** Given problem **
Locate every line in the listing below that contains the string "QUỐC", matching case exactly, and copy each such line in full.
:: Records supplied ::
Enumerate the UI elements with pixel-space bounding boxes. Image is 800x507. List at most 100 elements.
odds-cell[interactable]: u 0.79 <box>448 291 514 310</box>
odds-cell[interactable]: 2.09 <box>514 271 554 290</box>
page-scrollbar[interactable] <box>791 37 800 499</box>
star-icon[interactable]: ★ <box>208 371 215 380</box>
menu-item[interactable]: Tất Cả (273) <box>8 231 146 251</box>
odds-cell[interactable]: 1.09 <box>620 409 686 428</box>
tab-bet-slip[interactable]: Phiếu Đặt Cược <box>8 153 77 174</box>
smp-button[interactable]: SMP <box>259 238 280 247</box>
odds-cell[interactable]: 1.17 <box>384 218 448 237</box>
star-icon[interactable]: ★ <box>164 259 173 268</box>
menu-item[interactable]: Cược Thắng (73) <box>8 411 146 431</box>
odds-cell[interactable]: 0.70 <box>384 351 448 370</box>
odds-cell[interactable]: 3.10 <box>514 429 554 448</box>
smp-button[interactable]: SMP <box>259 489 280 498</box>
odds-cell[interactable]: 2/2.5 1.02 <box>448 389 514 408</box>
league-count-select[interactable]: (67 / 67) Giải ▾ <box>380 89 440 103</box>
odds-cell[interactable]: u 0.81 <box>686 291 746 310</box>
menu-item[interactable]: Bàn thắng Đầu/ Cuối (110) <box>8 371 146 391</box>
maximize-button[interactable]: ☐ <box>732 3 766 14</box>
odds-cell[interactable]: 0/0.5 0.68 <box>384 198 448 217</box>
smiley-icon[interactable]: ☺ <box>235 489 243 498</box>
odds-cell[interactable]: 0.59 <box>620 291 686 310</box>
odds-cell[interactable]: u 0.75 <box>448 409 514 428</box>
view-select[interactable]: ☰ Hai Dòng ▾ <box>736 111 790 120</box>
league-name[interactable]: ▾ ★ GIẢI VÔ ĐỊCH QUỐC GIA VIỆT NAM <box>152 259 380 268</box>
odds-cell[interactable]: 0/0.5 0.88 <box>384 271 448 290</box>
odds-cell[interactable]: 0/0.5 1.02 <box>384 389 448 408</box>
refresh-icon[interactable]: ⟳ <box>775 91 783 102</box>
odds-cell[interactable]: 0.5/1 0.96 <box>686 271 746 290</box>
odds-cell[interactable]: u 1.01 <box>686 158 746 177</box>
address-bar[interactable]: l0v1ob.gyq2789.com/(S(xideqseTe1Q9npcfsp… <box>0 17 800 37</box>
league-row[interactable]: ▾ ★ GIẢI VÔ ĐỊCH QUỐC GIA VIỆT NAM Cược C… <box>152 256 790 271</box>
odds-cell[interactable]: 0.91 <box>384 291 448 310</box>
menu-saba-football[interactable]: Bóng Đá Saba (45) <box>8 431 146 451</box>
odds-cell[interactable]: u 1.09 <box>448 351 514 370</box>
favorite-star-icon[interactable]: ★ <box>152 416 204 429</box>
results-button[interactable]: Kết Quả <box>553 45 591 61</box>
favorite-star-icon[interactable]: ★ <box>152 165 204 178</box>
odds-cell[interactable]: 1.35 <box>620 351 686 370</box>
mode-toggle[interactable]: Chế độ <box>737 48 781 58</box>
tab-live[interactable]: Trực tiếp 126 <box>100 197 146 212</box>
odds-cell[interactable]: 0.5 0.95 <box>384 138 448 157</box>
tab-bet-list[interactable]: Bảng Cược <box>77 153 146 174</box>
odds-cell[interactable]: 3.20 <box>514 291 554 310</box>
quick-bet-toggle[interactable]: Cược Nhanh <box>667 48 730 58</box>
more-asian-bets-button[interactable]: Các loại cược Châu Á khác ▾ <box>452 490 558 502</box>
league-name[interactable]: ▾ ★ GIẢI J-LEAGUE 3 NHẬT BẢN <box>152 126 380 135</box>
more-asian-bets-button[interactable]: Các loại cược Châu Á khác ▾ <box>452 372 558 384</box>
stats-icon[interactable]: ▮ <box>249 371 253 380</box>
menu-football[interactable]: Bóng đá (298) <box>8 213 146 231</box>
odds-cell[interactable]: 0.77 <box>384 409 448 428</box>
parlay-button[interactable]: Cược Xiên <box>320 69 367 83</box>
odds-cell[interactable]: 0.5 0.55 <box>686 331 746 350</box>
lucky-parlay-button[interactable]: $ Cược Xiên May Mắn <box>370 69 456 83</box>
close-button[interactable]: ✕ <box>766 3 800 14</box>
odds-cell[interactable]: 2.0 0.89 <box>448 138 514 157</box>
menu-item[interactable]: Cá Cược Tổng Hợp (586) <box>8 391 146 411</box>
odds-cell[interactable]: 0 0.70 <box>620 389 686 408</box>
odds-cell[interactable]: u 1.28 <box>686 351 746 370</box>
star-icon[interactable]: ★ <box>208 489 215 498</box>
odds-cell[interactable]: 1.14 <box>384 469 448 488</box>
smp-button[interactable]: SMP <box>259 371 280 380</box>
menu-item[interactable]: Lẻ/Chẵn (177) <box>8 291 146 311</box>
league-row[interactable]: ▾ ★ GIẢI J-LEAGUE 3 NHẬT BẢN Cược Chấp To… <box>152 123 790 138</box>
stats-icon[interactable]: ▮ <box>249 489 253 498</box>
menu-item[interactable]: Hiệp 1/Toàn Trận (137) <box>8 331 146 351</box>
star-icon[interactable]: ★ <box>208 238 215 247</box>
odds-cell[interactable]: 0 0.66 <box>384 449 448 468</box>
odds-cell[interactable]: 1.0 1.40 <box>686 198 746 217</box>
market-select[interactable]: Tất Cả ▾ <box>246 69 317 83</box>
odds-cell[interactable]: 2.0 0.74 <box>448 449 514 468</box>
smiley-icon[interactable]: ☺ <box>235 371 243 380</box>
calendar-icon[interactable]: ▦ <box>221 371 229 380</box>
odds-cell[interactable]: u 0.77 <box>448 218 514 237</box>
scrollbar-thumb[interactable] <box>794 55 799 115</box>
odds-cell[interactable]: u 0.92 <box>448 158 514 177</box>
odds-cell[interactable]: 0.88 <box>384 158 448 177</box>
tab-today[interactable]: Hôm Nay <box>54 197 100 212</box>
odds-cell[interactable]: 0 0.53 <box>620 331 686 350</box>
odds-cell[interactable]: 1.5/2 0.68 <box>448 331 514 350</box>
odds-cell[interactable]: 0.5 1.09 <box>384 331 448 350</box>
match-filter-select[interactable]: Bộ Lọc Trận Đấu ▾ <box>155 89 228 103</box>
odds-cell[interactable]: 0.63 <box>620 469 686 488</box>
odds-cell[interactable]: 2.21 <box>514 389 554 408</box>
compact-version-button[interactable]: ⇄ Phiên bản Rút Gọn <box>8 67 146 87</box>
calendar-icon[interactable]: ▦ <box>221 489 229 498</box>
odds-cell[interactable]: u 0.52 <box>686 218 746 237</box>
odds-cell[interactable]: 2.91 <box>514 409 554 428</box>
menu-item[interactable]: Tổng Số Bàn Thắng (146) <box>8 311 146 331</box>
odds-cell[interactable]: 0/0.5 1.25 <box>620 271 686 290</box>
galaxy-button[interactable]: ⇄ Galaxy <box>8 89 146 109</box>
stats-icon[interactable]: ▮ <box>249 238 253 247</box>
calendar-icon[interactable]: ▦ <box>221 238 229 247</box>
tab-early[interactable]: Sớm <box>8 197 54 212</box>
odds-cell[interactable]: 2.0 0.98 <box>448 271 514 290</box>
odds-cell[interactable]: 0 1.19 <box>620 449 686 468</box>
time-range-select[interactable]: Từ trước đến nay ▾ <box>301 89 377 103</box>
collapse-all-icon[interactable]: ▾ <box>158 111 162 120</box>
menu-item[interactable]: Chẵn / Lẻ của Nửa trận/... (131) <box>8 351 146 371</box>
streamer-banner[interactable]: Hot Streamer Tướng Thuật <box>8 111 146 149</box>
:::
** Written response **
league-name[interactable]: ▾ ★ GIẢI VÔ ĐỊCH QUỐC GIA VIỆT NAM <box>152 259 380 268</box>
league-row[interactable]: ▾ ★ GIẢI VÔ ĐỊCH QUỐC GIA VIỆT NAM Cược C… <box>152 256 790 271</box>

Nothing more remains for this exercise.